▸ Written request
Repeat every entry word for word, but leave the images out of your copy.
┄┄┄┄┄┄┄┄┄┄┄┄┄┄┄┄┄┄┄┄
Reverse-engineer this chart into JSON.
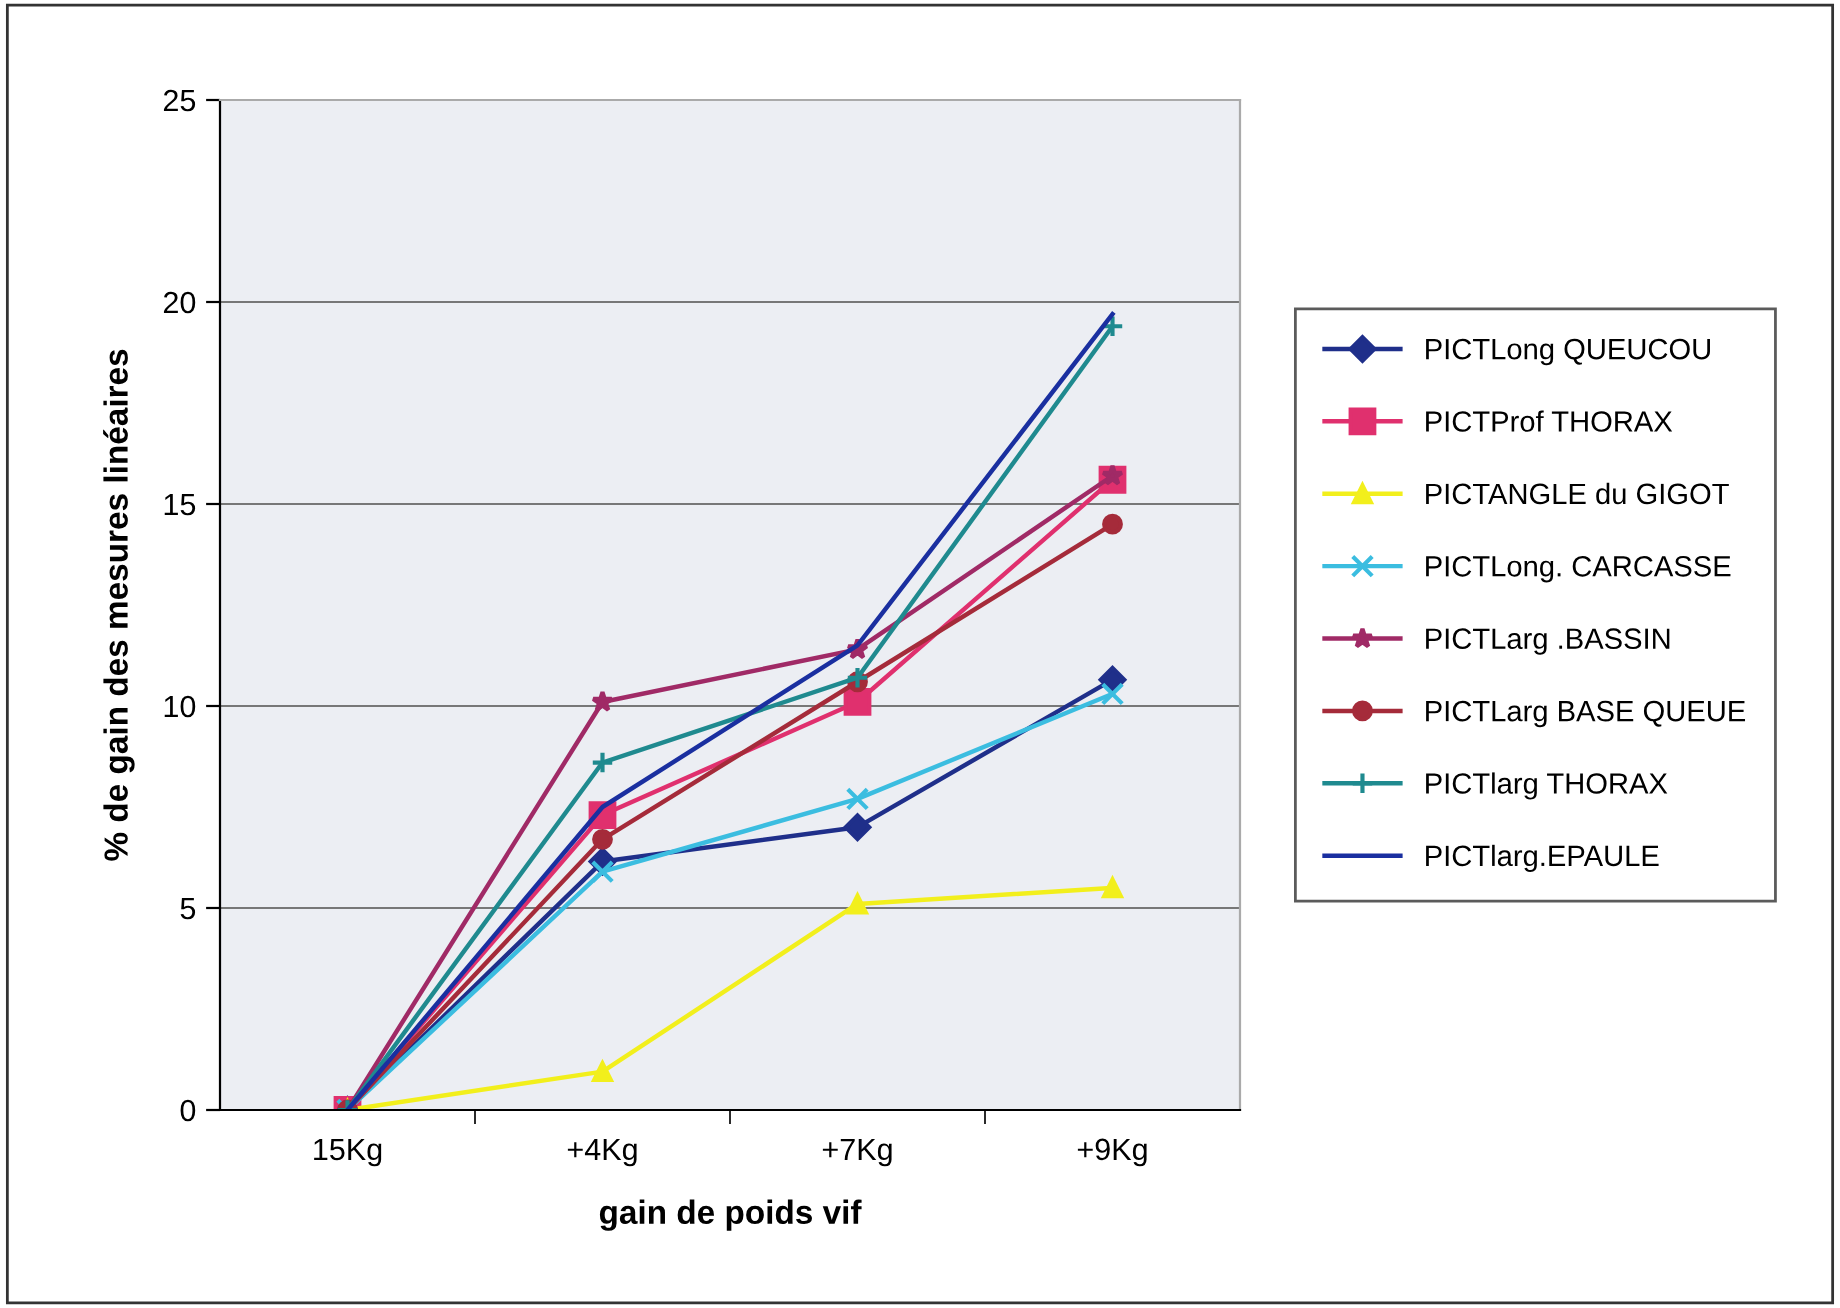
{
  "chart_data": {
    "type": "line",
    "xlabel": "gain de poids vif",
    "ylabel": "% de gain des mesures linéaires",
    "categories": [
      "15Kg",
      "+4Kg",
      "+7Kg",
      "+9Kg"
    ],
    "ylim": [
      0,
      25
    ],
    "yticks": [
      0,
      5,
      10,
      15,
      20,
      25
    ],
    "grid": "y",
    "legend": "right",
    "series": [
      {
        "name": "PICTLong QUEUCOU",
        "color": "#1f2f8a",
        "marker": "diamond",
        "values": [
          0,
          6.15,
          7.0,
          10.65
        ]
      },
      {
        "name": "PICTProf THORAX",
        "color": "#e0306e",
        "marker": "square",
        "values": [
          0,
          7.3,
          10.1,
          15.6
        ]
      },
      {
        "name": "PICTANGLE du GIGOT",
        "color": "#f2ef1c",
        "marker": "triangle",
        "values": [
          0,
          0.95,
          5.1,
          5.5
        ]
      },
      {
        "name": "PICTLong. CARCASSE",
        "color": "#3bbde0",
        "marker": "cross",
        "values": [
          0,
          5.9,
          7.7,
          10.3
        ]
      },
      {
        "name": "PICTLarg .BASSIN",
        "color": "#a02a66",
        "marker": "star",
        "values": [
          0,
          10.1,
          11.4,
          15.7
        ]
      },
      {
        "name": "PICTLarg BASE QUEUE",
        "color": "#a52b3a",
        "marker": "circle",
        "values": [
          0,
          6.7,
          10.6,
          14.5
        ]
      },
      {
        "name": "PICTlarg THORAX",
        "color": "#1f8a8f",
        "marker": "plus",
        "values": [
          0,
          8.6,
          10.7,
          19.4
        ]
      },
      {
        "name": "PICTlarg.EPAULE",
        "color": "#1a2fa0",
        "marker": "none",
        "values": [
          0,
          7.5,
          11.5,
          19.7
        ]
      }
    ]
  }
}
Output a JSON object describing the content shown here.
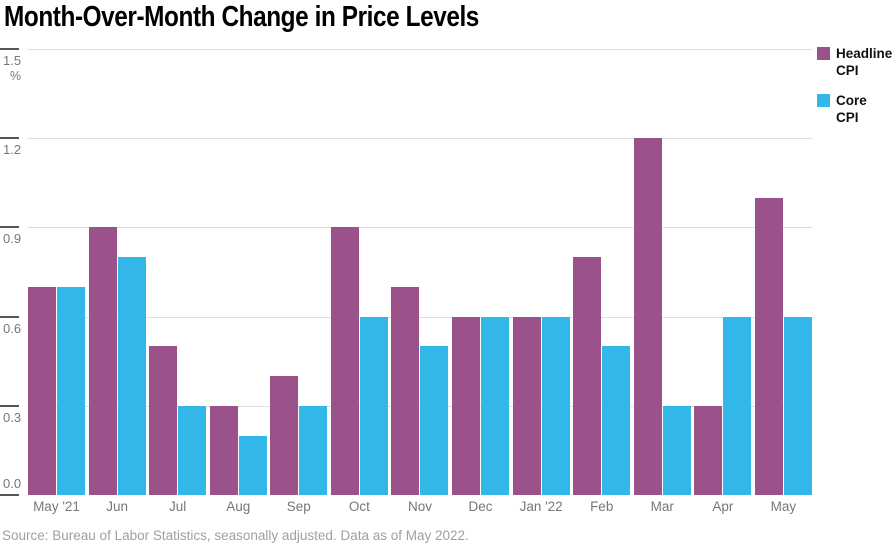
{
  "title": "Month-Over-Month Change in Price Levels",
  "source_note": "Source: Bureau of Labor Statistics, seasonally adjusted. Data as of May 2022.",
  "colors": {
    "headline_cpi": "#9B5189",
    "core_cpi": "#33B7E8",
    "gridline": "#DEDEDE",
    "tick": "#55565A",
    "axis_text": "#76777B",
    "source_text": "#9FA0A4"
  },
  "legend": {
    "position": "top-right",
    "items": [
      {
        "label": "Headline CPI",
        "color": "#9B5189"
      },
      {
        "label": "Core CPI",
        "color": "#33B7E8"
      }
    ]
  },
  "chart_data": {
    "type": "bar",
    "title": "Month-Over-Month Change in Price Levels",
    "xlabel": "",
    "ylabel": "%",
    "unit": "%",
    "ylim": [
      0,
      1.5
    ],
    "yticks": [
      1.5,
      1.2,
      0.9,
      0.6,
      0.3,
      0.0
    ],
    "grid": true,
    "legend_position": "top-right",
    "categories": [
      "May '21",
      "Jun",
      "Jul",
      "Aug",
      "Sep",
      "Oct",
      "Nov",
      "Dec",
      "Jan '22",
      "Feb",
      "Mar",
      "Apr",
      "May"
    ],
    "series": [
      {
        "name": "Headline CPI",
        "color": "#9B5189",
        "values": [
          0.7,
          0.9,
          0.5,
          0.3,
          0.4,
          0.9,
          0.7,
          0.6,
          0.6,
          0.8,
          1.2,
          0.3,
          1.0
        ]
      },
      {
        "name": "Core CPI",
        "color": "#33B7E8",
        "values": [
          0.7,
          0.8,
          0.3,
          0.2,
          0.3,
          0.6,
          0.5,
          0.6,
          0.6,
          0.5,
          0.3,
          0.6,
          0.6
        ]
      }
    ],
    "source": "Source: Bureau of Labor Statistics, seasonally adjusted. Data as of May 2022."
  }
}
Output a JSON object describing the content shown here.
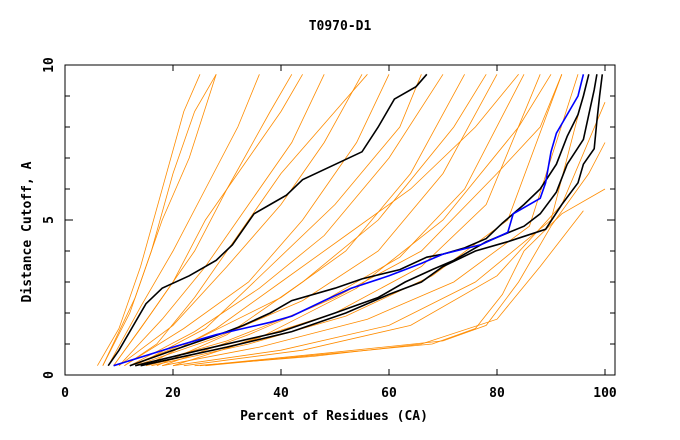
┄┄┄┄┄┄┄┄┄┄┄┄┄┄┄┄┄┄┄┄
▸ Task answer
Reverse-engineer this chart into JSON.
{
  "chart_data": {
    "type": "line",
    "xlabel": "gain de poids vif",
    "ylabel": "% de gain des mesures linéaires",
    "categories": [
      "15Kg",
      "+4Kg",
      "+7Kg",
      "+9Kg"
    ],
    "ylim": [
      0,
      25
    ],
    "yticks": [
      0,
      5,
      10,
      15,
      20,
      25
    ],
    "grid": "y",
    "legend": "right",
    "series": [
      {
        "name": "PICTLong QUEUCOU",
        "color": "#1f2f8a",
        "marker": "diamond",
        "values": [
          0,
          6.15,
          7.0,
          10.65
        ]
      },
      {
        "name": "PICTProf THORAX",
        "color": "#e0306e",
        "marker": "square",
        "values": [
          0,
          7.3,
          10.1,
          15.6
        ]
      },
      {
        "name": "PICTANGLE du GIGOT",
        "color": "#f2ef1c",
        "marker": "triangle",
        "values": [
          0,
          0.95,
          5.1,
          5.5
        ]
      },
      {
        "name": "PICTLong. CARCASSE",
        "color": "#3bbde0",
        "marker": "cross",
        "values": [
          0,
          5.9,
          7.7,
          10.3
        ]
      },
      {
        "name": "PICTLarg .BASSIN",
        "color": "#a02a66",
        "marker": "star",
        "values": [
          0,
          10.1,
          11.4,
          15.7
        ]
      },
      {
        "name": "PICTLarg BASE QUEUE",
        "color": "#a52b3a",
        "marker": "circle",
        "values": [
          0,
          6.7,
          10.6,
          14.5
        ]
      },
      {
        "name": "PICTlarg THORAX",
        "color": "#1f8a8f",
        "marker": "plus",
        "values": [
          0,
          8.6,
          10.7,
          19.4
        ]
      },
      {
        "name": "PICTlarg.EPAULE",
        "color": "#1a2fa0",
        "marker": "none",
        "values": [
          0,
          7.5,
          11.5,
          19.7
        ]
      }
    ]
  }
}
Output a JSON object describing the content shown here.
{
  "title": "Month-Over-Month Change in Price Levels",
  "source_note": "Source: Bureau of Labor Statistics, seasonally adjusted. Data as of May 2022.",
  "colors": {
    "headline_cpi": "#9B5189",
    "core_cpi": "#33B7E8",
    "gridline": "#DEDEDE",
    "tick": "#55565A",
    "axis_text": "#76777B",
    "source_text": "#9FA0A4"
  },
  "legend": {
    "position": "top-right",
    "items": [
      {
        "label": "Headline CPI",
        "color": "#9B5189"
      },
      {
        "label": "Core CPI",
        "color": "#33B7E8"
      }
    ]
  },
  "chart_data": {
    "type": "bar",
    "title": "Month-Over-Month Change in Price Levels",
    "xlabel": "",
    "ylabel": "%",
    "unit": "%",
    "ylim": [
      0,
      1.5
    ],
    "yticks": [
      1.5,
      1.2,
      0.9,
      0.6,
      0.3,
      0.0
    ],
    "grid": true,
    "legend_position": "top-right",
    "categories": [
      "May '21",
      "Jun",
      "Jul",
      "Aug",
      "Sep",
      "Oct",
      "Nov",
      "Dec",
      "Jan '22",
      "Feb",
      "Mar",
      "Apr",
      "May"
    ],
    "series": [
      {
        "name": "Headline CPI",
        "color": "#9B5189",
        "values": [
          0.7,
          0.9,
          0.5,
          0.3,
          0.4,
          0.9,
          0.7,
          0.6,
          0.6,
          0.8,
          1.2,
          0.3,
          1.0
        ]
      },
      {
        "name": "Core CPI",
        "color": "#33B7E8",
        "values": [
          0.7,
          0.8,
          0.3,
          0.2,
          0.3,
          0.6,
          0.5,
          0.6,
          0.6,
          0.5,
          0.3,
          0.6,
          0.6
        ]
      }
    ],
    "source": "Source: Bureau of Labor Statistics, seasonally adjusted. Data as of May 2022."
  }
}
Output a JSON object describing the content shown here.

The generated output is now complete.